Extracted records
☆ ☆ ☆ ☆

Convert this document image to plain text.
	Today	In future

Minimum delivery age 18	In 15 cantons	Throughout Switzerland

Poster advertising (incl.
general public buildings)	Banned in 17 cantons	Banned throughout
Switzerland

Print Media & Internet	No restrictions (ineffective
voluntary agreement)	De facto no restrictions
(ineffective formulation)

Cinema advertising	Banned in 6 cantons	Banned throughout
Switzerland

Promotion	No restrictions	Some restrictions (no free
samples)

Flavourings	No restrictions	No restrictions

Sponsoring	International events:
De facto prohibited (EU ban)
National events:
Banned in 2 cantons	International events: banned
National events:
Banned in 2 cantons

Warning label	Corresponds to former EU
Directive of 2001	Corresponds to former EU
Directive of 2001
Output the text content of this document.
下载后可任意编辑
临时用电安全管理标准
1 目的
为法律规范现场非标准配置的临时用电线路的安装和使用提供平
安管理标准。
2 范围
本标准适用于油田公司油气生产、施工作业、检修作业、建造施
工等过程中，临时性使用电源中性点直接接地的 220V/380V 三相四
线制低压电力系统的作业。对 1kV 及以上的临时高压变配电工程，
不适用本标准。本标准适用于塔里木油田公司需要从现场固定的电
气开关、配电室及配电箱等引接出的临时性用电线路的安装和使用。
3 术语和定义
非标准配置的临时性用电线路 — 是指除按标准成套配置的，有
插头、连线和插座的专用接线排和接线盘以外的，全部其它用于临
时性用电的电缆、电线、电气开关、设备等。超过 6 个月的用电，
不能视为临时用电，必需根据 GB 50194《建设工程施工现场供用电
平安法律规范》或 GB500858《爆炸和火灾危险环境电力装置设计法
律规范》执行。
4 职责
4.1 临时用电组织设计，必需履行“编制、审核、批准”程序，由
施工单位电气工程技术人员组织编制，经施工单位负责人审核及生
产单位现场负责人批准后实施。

☆ ☆ ☆ ☆

§ **What the task asks**
Repeat exactly the lines above, starting with the line that contains "Output the text content of this document." and ending with the last line, both included, and nothing else.

§ **Task result**
Output the text content of this document.
下载后可任意编辑
临时用电安全管理标准
1 目的
为法律规范现场非标准配置的临时用电线路的安装和使用提供平
安管理标准。
2 范围
本标准适用于油田公司油气生产、施工作业、检修作业、建造施
工等过程中，临时性使用电源中性点直接接地的 220V/380V 三相四
线制低压电力系统的作业。对 1kV 及以上的临时高压变配电工程，
不适用本标准。本标准适用于塔里木油田公司需要从现场固定的电
气开关、配电室及配电箱等引接出的临时性用电线路的安装和使用。
3 术语和定义
非标准配置的临时性用电线路 — 是指除按标准成套配置的，有
插头、连线和插座的专用接线排和接线盘以外的，全部其它用于临
时性用电的电缆、电线、电气开关、设备等。超过 6 个月的用电，
不能视为临时用电，必需根据 GB 50194《建设工程施工现场供用电
平安法律规范》或 GB500858《爆炸和火灾危险环境电力装置设计法
律规范》执行。
4 职责
4.1 临时用电组织设计，必需履行“编制、审核、批准”程序，由
施工单位电气工程技术人员组织编制，经施工单位负责人审核及生
产单位现场负责人批准后实施。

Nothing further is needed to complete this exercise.